--- start of WORKING DATA ---

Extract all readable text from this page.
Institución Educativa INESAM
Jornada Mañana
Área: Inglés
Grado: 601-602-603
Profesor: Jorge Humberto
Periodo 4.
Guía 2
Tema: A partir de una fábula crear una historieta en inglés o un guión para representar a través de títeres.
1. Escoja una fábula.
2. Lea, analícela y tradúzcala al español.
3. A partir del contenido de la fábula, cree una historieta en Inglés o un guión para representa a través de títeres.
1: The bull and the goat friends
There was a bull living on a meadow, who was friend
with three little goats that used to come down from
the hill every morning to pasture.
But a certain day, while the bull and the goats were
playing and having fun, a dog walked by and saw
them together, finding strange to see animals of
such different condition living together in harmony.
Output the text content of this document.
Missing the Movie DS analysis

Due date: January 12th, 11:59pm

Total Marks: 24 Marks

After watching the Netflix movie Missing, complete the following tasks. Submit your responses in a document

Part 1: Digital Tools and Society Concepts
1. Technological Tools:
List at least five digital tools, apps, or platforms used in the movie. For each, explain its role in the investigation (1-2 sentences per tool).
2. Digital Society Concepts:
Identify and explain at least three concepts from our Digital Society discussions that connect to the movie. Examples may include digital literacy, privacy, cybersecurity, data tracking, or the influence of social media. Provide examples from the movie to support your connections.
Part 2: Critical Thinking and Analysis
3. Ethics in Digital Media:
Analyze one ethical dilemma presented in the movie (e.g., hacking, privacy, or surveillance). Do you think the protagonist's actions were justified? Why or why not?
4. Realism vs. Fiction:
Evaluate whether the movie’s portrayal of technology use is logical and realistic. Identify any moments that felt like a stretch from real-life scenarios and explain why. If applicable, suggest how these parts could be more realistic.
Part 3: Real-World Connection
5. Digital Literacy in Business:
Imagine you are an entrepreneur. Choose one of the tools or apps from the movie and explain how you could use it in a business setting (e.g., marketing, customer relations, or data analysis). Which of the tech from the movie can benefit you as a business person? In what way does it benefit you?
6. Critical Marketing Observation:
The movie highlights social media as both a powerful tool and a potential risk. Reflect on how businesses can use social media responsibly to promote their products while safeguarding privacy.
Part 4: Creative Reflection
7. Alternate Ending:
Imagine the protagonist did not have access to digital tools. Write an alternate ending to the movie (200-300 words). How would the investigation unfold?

--- end of WORKING DATA ---

» WORK TO DO: Scan the records for the string "document". Copy each line in which it appears.

» OUTPUT FOR THIS EXERCISE:
Output the text content of this document.
After watching the Netflix movie Missing, complete the following tasks. Submit your responses in a document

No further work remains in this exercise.